## Directive
Report back each line of the records that contains the string "change".

## Data entries
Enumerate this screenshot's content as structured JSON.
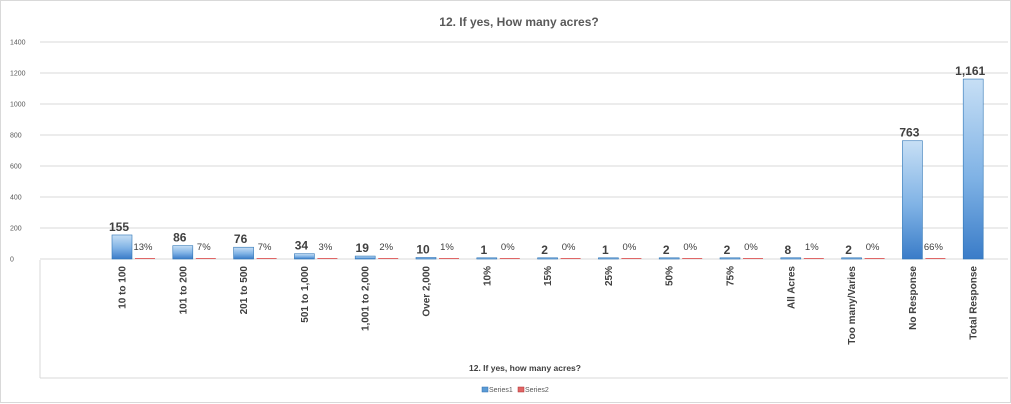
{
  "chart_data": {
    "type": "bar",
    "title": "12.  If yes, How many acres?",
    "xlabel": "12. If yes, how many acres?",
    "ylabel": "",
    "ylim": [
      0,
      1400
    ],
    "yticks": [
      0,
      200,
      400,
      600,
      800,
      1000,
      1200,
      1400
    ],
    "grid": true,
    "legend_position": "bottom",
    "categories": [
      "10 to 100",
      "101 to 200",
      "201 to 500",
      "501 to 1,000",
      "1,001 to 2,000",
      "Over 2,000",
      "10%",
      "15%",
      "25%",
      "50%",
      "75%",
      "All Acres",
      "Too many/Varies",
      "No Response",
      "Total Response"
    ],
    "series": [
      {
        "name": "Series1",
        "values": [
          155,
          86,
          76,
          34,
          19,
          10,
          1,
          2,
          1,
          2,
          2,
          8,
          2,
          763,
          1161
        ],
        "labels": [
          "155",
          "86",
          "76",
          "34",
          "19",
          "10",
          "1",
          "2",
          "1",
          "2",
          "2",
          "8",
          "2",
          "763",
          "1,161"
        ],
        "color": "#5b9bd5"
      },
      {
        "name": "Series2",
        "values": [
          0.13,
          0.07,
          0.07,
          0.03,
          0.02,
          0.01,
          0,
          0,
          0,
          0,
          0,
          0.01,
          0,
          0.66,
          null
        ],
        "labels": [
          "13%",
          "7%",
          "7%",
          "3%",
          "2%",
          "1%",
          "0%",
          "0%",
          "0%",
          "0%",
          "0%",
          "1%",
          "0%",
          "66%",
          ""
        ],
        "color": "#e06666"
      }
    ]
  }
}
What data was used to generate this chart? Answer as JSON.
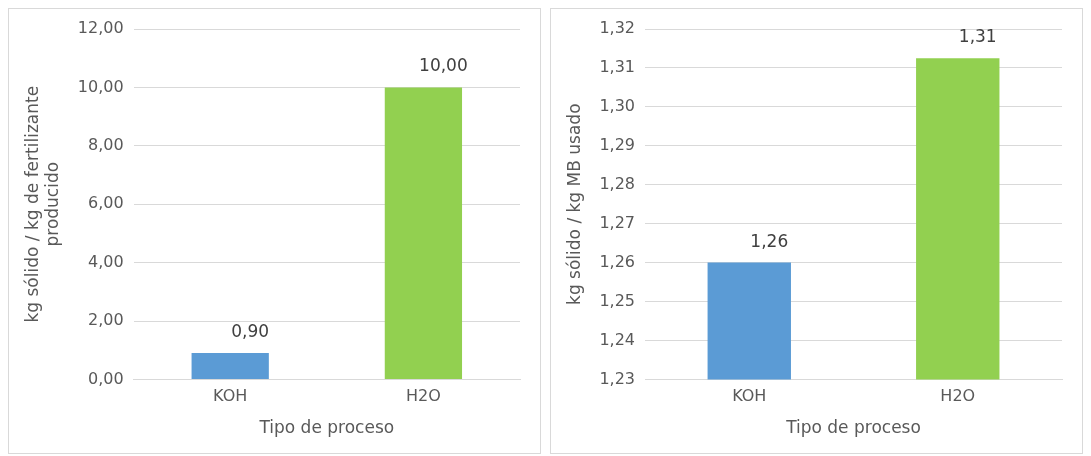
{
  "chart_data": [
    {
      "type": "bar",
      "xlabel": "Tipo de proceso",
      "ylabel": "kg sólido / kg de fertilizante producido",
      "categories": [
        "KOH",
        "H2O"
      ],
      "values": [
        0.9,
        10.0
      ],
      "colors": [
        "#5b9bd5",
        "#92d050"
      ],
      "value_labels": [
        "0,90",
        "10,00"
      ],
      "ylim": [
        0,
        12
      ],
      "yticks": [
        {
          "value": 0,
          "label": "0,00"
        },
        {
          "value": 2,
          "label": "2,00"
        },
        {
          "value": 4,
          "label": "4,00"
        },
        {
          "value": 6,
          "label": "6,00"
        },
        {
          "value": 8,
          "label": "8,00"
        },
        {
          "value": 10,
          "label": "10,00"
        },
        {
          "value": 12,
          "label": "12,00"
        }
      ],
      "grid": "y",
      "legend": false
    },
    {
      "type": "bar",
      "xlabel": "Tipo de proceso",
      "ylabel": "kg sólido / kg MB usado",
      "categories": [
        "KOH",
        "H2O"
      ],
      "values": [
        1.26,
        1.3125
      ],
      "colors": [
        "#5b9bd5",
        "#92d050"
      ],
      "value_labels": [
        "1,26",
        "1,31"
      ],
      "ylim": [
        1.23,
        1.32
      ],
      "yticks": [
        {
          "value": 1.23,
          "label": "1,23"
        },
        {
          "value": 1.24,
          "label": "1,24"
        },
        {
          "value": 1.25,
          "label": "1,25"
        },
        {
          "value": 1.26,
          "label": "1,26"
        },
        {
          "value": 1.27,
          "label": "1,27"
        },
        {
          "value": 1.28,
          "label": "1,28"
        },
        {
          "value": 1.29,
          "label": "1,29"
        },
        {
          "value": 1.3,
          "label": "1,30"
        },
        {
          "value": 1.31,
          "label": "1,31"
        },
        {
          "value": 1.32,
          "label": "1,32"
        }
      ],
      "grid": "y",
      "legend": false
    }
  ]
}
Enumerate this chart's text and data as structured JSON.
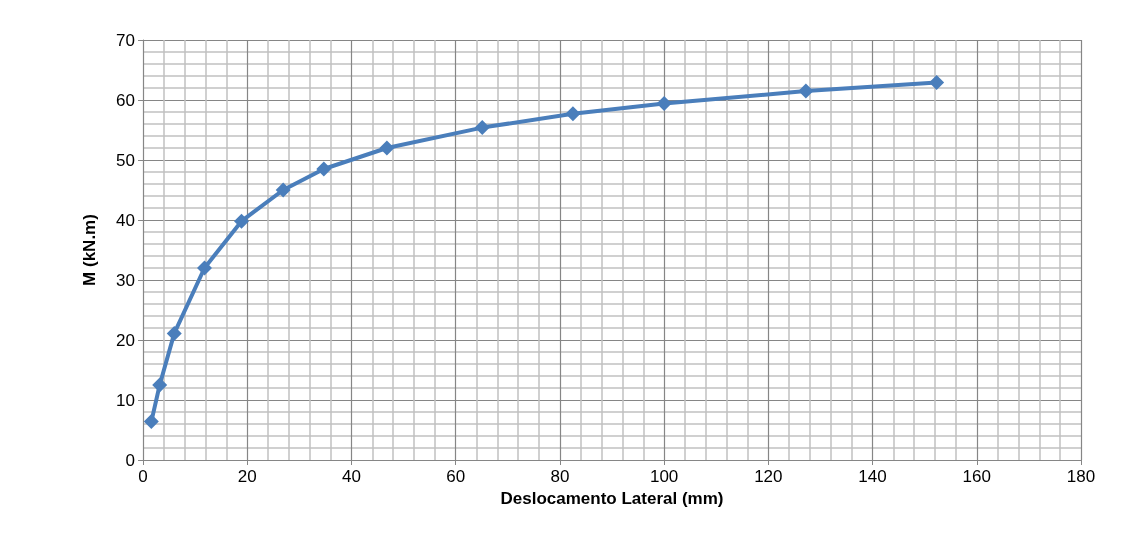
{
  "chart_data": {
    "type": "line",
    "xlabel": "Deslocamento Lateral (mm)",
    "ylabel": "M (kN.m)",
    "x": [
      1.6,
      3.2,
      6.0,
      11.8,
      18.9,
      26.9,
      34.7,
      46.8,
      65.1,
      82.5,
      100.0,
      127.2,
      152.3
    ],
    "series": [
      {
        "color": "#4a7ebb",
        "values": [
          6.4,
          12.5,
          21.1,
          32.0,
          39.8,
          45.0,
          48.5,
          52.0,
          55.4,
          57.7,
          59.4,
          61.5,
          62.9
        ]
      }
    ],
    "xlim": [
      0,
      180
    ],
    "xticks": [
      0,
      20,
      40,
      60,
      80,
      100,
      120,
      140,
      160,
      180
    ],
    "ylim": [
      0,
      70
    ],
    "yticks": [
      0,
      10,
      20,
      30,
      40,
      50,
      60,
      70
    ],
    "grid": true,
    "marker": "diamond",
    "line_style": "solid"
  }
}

--

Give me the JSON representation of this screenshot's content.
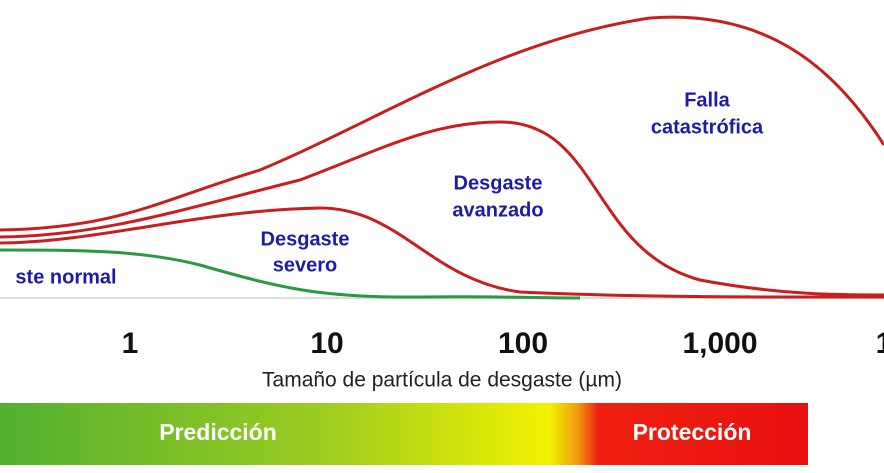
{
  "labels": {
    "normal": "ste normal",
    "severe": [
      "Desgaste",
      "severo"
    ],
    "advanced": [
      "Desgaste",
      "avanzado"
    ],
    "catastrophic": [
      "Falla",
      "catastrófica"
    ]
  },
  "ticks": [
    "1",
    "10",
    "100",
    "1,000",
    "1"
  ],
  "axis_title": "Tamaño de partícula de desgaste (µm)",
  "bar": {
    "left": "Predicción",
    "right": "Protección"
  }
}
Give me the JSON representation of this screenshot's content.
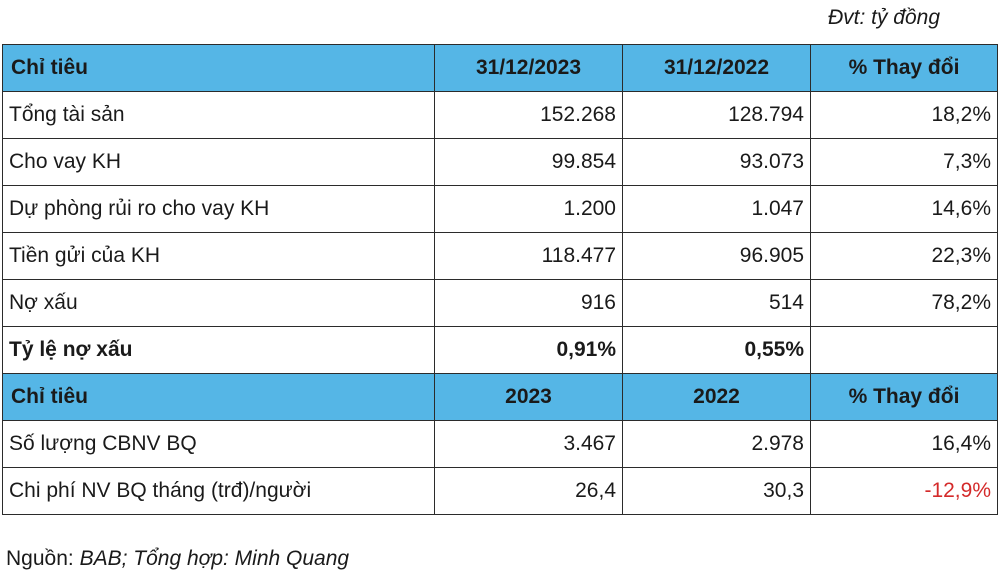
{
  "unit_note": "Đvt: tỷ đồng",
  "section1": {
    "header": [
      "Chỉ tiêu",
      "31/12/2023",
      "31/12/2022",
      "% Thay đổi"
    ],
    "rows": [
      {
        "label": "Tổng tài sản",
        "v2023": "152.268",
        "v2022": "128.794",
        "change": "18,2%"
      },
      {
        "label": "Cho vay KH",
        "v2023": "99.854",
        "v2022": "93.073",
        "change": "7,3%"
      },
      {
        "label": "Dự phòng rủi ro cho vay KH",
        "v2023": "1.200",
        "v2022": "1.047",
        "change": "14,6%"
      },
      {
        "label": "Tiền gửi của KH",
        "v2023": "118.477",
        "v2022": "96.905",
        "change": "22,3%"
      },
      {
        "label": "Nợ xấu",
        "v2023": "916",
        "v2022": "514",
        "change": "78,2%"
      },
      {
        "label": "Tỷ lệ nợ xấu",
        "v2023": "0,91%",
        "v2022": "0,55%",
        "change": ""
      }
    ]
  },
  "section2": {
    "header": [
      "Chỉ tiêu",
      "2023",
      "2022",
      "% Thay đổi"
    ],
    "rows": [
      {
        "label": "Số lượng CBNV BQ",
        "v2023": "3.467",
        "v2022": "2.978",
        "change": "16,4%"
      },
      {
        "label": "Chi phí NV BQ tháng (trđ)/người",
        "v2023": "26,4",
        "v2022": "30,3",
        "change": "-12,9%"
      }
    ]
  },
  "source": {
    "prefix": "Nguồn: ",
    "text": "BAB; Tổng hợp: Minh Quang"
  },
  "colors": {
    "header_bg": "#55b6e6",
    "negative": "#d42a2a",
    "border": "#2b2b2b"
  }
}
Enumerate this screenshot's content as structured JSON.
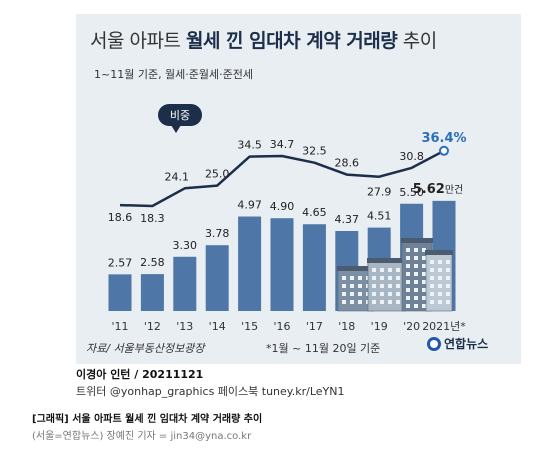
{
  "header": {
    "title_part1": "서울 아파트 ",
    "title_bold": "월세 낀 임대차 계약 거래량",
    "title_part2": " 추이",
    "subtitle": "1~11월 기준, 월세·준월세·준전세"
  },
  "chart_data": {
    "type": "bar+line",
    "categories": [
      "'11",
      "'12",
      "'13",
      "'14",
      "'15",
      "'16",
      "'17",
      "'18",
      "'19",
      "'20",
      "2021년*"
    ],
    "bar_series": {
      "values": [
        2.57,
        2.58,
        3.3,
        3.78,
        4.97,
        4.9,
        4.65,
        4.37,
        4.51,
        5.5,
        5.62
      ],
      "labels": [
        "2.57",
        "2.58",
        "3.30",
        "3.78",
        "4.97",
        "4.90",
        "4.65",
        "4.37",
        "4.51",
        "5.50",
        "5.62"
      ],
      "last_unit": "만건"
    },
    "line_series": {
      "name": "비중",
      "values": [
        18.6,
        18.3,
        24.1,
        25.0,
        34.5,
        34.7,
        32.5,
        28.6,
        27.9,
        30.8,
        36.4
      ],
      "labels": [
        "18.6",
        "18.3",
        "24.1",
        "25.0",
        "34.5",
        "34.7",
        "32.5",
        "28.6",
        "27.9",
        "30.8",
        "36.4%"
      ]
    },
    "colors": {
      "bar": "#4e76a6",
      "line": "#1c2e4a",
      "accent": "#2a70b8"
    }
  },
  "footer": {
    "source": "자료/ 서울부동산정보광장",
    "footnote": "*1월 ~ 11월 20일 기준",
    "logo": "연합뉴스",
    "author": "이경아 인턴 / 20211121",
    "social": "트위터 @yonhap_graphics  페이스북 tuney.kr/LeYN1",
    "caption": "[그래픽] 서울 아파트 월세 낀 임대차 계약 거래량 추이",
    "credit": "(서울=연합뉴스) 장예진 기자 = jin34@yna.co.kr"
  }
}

...

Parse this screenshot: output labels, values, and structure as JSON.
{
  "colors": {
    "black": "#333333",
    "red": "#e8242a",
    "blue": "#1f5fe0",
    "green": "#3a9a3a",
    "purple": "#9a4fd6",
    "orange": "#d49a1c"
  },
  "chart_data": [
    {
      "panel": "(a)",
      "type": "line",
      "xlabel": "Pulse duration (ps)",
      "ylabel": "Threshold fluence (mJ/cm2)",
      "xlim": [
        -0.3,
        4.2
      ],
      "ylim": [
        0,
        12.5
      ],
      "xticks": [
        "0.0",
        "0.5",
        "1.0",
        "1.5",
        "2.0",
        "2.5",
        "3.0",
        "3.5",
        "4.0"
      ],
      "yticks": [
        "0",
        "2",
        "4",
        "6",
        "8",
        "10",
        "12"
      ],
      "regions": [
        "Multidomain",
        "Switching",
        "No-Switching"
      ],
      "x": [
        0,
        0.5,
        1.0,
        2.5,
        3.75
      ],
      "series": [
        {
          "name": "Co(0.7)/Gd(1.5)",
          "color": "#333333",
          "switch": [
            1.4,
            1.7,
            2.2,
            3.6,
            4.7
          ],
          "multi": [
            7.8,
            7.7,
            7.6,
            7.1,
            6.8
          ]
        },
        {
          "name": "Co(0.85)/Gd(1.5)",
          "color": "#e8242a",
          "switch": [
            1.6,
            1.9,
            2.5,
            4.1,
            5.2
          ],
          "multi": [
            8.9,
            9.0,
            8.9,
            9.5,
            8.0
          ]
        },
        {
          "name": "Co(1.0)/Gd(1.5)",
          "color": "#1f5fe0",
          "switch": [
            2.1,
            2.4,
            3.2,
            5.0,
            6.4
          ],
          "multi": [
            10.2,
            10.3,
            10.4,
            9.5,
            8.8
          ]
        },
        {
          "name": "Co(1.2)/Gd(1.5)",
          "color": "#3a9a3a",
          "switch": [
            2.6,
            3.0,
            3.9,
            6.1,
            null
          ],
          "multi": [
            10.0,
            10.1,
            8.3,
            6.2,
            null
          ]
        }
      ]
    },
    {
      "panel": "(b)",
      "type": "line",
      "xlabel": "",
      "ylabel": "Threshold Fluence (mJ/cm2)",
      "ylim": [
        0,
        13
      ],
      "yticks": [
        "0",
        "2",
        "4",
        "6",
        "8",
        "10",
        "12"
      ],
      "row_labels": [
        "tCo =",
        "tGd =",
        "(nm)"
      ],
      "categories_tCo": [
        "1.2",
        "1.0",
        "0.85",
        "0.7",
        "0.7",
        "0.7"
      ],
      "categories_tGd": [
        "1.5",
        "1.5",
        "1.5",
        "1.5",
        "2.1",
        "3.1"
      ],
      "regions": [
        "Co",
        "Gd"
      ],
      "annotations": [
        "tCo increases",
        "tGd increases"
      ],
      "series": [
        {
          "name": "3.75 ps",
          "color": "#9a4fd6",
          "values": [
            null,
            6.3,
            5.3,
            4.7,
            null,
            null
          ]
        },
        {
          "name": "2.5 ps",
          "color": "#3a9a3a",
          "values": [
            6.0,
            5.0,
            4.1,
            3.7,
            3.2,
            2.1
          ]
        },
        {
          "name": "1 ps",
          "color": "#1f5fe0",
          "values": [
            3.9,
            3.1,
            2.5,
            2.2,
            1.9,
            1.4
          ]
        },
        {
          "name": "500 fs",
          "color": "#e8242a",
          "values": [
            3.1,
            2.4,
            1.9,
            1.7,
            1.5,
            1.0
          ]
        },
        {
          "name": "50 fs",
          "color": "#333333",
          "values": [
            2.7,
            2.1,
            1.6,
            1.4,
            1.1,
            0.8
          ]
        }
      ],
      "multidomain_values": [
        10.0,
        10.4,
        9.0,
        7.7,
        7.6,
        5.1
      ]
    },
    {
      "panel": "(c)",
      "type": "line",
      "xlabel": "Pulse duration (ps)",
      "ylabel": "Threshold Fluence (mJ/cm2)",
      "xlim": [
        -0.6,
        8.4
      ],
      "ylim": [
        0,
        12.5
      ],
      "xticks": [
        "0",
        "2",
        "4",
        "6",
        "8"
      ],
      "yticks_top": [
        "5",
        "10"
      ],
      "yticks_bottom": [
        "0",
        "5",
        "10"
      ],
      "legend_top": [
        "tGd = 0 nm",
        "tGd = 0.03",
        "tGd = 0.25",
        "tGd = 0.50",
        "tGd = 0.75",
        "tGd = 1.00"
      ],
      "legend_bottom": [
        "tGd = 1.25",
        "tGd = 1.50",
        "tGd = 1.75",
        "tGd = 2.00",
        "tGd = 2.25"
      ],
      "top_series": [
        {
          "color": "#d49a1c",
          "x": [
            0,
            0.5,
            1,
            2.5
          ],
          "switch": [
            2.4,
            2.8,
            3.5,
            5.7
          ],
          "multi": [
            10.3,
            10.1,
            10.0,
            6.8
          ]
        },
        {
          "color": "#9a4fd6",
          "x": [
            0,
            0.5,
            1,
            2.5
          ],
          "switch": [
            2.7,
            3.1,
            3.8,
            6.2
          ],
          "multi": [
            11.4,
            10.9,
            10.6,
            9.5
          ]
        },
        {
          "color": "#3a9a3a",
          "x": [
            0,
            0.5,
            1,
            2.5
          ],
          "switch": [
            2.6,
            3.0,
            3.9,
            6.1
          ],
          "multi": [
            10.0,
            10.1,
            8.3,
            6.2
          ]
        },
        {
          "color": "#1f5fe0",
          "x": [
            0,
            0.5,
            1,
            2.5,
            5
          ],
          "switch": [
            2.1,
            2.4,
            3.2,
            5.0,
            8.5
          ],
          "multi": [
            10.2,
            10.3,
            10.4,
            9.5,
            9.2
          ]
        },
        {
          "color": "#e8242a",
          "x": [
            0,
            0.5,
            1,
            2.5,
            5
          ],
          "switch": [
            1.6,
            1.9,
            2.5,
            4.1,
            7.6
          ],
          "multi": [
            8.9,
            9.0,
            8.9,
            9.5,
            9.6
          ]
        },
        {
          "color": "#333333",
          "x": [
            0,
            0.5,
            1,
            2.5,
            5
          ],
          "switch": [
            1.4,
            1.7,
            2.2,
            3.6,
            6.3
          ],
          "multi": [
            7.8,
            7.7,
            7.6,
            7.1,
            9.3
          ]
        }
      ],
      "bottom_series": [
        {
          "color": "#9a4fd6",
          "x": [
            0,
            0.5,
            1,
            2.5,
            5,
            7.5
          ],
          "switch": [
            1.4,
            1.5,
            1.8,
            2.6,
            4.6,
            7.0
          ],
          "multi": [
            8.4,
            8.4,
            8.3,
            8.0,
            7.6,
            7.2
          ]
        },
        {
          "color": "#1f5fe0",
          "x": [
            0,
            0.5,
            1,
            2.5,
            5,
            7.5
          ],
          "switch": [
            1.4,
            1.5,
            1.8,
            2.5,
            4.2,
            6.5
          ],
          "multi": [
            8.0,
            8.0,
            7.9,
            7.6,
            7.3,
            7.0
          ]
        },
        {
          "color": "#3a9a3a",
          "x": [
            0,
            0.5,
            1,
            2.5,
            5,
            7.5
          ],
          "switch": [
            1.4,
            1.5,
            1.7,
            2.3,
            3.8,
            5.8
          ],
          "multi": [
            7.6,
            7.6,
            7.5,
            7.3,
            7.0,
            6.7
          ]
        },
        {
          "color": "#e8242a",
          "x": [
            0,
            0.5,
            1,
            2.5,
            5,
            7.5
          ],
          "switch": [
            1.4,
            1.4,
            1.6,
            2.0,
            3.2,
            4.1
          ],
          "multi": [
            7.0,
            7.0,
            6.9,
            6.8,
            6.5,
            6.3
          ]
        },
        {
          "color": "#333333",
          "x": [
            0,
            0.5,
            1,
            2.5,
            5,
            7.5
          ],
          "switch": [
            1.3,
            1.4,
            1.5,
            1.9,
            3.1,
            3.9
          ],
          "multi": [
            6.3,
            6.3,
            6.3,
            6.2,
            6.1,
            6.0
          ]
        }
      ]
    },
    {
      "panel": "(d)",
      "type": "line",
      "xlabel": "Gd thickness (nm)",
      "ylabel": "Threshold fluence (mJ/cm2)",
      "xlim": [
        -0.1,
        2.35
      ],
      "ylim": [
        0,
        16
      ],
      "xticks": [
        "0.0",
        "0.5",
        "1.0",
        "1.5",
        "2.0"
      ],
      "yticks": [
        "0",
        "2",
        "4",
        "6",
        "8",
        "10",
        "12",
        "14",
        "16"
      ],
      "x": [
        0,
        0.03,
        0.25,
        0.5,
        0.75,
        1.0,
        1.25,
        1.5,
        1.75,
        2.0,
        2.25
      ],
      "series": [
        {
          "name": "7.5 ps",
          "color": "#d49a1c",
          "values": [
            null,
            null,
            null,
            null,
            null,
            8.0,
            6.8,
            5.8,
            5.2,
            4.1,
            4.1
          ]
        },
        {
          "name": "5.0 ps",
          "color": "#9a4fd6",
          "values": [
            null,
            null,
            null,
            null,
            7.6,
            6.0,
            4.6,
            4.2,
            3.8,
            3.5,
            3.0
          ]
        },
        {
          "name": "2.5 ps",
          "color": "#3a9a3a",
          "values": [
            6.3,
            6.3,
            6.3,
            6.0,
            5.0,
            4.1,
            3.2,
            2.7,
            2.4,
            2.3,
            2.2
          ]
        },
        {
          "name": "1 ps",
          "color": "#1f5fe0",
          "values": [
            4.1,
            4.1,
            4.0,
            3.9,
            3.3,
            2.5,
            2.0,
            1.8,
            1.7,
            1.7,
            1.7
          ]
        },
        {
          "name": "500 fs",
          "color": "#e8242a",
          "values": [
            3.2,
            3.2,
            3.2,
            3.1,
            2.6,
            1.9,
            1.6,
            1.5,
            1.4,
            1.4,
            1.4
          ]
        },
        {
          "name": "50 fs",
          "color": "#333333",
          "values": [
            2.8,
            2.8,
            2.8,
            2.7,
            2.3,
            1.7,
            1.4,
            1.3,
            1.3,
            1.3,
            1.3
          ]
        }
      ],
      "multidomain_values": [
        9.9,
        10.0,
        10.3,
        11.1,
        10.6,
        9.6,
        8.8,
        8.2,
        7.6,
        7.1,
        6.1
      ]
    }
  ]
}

## Written response
        "change": "18,2%"
        "change": "7,3%"
        "change": "14,6%"
        "change": "22,3%"
        "change": "78,2%"
        "change": ""
        "change": "16,4%"
        "change": "-12,9%"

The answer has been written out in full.